### Problem to work on
Determine how many lines of the entries contain "ANGLE". Reply with that number alone.

--- Start ---

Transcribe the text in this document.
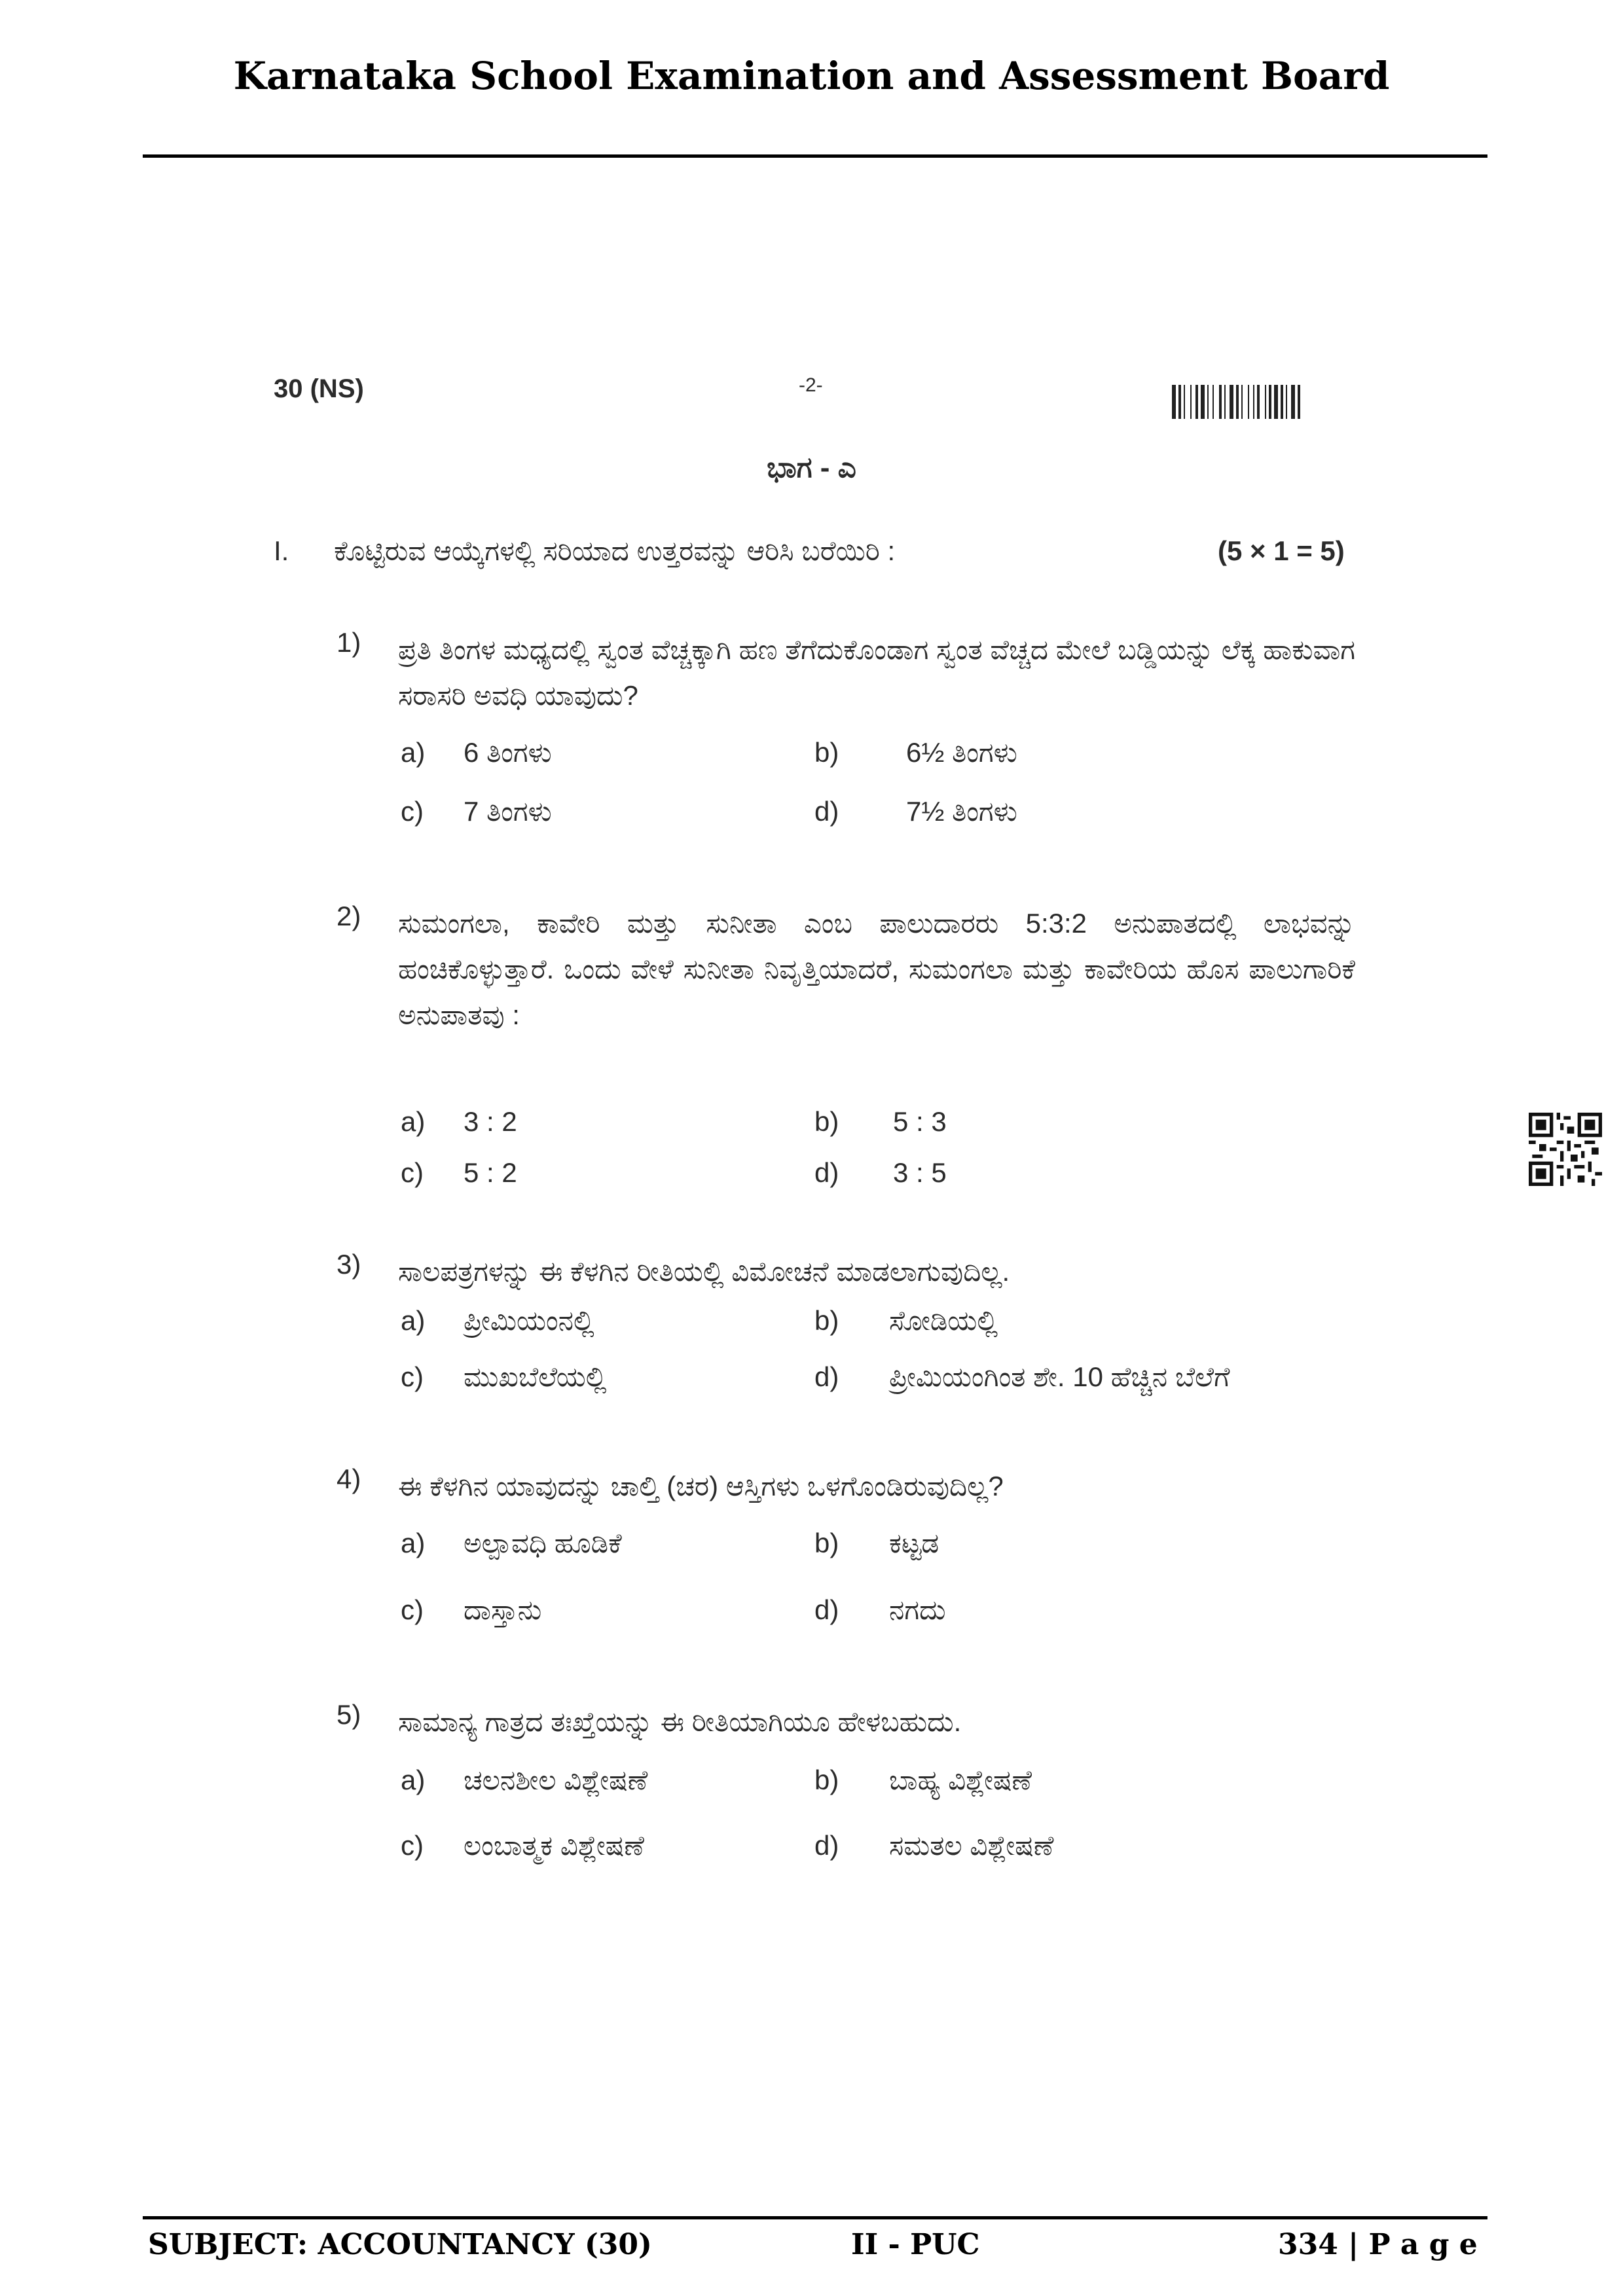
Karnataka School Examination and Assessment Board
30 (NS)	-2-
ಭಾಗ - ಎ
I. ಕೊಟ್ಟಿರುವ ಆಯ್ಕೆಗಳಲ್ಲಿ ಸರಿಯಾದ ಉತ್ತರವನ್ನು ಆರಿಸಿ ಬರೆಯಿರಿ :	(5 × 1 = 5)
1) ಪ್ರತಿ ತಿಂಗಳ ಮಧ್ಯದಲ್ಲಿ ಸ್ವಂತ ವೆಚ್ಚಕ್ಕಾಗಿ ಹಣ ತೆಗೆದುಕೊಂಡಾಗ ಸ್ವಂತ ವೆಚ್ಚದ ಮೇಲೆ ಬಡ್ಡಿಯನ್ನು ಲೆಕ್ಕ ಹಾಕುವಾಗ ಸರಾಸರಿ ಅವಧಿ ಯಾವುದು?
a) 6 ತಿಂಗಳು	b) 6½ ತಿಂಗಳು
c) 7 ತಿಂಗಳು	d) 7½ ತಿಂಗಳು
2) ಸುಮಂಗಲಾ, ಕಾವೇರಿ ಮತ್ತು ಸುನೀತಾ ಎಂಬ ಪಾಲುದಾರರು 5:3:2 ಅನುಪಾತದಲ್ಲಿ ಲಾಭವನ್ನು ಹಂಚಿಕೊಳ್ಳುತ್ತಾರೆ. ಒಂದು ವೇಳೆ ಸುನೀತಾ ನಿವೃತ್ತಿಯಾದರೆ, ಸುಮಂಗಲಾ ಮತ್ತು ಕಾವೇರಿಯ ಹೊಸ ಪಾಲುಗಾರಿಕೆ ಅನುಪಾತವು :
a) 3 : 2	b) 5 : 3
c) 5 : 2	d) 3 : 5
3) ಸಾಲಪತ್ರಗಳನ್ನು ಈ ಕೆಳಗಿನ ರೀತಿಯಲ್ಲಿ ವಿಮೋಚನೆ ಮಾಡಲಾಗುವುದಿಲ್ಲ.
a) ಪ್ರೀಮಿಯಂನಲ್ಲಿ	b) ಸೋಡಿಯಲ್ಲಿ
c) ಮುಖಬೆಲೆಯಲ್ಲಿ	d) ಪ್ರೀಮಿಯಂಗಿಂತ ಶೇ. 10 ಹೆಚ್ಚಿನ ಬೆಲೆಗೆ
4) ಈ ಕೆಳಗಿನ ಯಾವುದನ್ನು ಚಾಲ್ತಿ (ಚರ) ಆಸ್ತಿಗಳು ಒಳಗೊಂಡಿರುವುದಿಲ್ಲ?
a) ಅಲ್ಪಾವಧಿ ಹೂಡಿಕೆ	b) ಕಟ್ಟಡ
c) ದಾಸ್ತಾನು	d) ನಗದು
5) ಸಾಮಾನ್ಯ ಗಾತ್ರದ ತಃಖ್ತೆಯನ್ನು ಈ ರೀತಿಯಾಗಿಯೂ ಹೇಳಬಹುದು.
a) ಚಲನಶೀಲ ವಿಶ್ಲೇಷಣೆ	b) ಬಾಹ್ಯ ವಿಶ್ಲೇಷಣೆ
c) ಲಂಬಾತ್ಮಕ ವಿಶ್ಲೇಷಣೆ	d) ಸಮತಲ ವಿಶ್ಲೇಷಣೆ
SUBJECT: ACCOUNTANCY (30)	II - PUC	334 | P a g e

--- End ---
--- Start ---

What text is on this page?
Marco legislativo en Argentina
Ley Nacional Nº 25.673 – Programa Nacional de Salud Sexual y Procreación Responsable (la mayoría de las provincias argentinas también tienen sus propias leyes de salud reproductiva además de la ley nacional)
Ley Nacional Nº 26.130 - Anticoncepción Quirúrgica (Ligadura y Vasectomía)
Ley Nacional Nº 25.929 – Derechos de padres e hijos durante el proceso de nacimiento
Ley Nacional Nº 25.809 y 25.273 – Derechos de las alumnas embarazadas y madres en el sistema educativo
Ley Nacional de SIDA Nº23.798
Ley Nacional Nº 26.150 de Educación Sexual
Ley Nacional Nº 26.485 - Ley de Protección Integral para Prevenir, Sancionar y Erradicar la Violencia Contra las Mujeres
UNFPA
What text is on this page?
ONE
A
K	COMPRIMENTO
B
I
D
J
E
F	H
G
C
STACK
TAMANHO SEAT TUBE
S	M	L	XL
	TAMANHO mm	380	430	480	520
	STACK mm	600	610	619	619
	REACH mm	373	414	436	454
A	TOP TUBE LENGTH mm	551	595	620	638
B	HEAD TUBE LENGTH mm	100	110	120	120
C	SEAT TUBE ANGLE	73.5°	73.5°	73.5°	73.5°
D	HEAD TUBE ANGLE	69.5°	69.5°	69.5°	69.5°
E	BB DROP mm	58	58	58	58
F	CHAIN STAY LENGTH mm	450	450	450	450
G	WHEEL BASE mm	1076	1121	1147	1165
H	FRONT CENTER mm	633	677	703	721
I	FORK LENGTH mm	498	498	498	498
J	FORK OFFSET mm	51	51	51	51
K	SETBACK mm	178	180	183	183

--- End ---

### Result
2